_TASK DIRECTIONS:_ For each line below that holds the word "cAMP", make a copy.

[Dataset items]
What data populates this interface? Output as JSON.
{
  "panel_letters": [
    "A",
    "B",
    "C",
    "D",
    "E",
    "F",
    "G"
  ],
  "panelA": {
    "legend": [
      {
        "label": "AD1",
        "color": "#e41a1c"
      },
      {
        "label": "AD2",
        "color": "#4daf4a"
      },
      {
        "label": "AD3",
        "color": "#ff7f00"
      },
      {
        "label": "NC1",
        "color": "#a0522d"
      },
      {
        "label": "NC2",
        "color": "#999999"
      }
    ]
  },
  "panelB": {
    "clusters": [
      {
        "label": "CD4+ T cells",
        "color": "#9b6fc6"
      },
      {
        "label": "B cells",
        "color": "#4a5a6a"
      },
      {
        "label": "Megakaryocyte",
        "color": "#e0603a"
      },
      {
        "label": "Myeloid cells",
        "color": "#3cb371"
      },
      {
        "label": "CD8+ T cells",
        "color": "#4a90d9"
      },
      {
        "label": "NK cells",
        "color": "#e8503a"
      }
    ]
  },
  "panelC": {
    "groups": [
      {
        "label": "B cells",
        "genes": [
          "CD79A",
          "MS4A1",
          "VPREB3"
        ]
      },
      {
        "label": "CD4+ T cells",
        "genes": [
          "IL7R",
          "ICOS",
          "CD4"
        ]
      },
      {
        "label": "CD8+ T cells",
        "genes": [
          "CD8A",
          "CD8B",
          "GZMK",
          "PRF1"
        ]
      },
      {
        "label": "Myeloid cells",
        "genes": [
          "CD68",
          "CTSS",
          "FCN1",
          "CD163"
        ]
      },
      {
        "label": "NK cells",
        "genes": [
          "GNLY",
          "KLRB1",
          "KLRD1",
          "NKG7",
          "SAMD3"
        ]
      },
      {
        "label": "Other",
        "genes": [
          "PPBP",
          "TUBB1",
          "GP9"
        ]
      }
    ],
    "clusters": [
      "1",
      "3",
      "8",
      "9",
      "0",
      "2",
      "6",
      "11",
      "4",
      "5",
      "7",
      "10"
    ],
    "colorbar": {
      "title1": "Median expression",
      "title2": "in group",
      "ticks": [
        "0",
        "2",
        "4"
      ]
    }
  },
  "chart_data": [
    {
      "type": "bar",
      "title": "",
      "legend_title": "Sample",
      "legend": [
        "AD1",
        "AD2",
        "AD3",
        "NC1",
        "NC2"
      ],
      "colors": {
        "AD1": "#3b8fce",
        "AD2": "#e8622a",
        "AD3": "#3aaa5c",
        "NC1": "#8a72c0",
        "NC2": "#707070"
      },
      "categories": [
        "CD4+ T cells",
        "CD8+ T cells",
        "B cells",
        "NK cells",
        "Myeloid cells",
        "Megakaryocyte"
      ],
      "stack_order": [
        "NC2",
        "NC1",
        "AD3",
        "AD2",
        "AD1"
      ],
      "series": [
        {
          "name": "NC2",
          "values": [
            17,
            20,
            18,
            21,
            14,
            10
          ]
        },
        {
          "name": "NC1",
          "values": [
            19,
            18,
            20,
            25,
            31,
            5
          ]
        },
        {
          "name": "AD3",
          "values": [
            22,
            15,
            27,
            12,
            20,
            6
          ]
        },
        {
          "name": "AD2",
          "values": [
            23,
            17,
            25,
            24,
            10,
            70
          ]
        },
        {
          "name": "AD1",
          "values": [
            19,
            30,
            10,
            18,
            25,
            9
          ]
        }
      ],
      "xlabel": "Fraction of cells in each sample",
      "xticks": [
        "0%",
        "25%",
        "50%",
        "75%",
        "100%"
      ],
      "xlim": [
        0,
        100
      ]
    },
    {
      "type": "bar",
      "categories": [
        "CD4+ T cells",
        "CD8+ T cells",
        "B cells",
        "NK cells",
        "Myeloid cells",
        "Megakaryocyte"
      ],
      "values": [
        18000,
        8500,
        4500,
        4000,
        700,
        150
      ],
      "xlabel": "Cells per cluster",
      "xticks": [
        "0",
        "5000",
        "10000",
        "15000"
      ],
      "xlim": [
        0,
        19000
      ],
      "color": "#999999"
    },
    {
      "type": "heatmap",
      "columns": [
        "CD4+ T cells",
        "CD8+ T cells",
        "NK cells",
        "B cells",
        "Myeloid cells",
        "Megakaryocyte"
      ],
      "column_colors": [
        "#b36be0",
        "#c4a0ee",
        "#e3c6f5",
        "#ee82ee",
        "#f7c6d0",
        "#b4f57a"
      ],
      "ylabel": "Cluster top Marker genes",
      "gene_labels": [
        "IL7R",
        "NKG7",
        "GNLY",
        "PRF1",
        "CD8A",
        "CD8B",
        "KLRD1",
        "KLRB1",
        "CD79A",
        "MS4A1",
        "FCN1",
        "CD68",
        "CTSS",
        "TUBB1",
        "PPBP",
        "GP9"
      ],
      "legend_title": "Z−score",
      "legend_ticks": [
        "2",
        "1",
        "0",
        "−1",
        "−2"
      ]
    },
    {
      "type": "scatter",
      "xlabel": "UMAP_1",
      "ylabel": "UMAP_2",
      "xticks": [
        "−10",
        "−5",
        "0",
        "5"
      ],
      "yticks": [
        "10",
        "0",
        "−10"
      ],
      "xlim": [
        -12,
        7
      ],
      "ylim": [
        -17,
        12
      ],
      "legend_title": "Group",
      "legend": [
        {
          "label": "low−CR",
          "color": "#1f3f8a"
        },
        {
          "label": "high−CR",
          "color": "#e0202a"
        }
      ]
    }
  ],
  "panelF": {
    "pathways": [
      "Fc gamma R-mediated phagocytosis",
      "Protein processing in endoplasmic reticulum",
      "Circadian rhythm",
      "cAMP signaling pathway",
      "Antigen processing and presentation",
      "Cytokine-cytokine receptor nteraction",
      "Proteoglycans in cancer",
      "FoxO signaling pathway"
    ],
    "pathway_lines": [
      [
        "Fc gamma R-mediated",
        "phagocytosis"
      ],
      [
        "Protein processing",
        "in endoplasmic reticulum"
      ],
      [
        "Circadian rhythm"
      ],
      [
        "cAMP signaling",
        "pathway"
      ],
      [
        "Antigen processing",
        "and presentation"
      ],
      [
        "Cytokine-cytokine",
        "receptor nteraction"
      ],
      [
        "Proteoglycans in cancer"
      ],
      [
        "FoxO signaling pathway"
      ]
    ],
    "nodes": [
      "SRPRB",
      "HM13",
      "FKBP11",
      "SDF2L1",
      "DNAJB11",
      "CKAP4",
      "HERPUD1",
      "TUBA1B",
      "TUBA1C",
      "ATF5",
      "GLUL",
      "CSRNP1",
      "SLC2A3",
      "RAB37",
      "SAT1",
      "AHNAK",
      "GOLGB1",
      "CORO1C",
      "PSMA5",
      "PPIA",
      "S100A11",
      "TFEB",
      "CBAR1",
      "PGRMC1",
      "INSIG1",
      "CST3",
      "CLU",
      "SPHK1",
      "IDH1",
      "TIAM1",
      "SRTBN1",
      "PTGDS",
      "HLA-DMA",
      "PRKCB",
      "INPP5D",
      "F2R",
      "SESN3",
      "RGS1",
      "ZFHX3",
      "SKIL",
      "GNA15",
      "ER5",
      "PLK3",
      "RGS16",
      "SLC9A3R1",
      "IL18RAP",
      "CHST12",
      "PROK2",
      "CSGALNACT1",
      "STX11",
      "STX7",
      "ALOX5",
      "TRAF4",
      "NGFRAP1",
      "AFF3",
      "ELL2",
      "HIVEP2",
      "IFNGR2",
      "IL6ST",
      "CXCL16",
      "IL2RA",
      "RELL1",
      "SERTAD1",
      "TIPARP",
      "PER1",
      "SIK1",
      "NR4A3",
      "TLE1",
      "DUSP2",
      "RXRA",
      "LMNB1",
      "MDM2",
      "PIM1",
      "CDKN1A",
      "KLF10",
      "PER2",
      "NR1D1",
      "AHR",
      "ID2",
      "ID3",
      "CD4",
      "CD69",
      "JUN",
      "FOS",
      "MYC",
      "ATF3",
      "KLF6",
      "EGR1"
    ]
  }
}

_TASK OUTPUT:_
      "cAMP signaling pathway",
        "cAMP signaling",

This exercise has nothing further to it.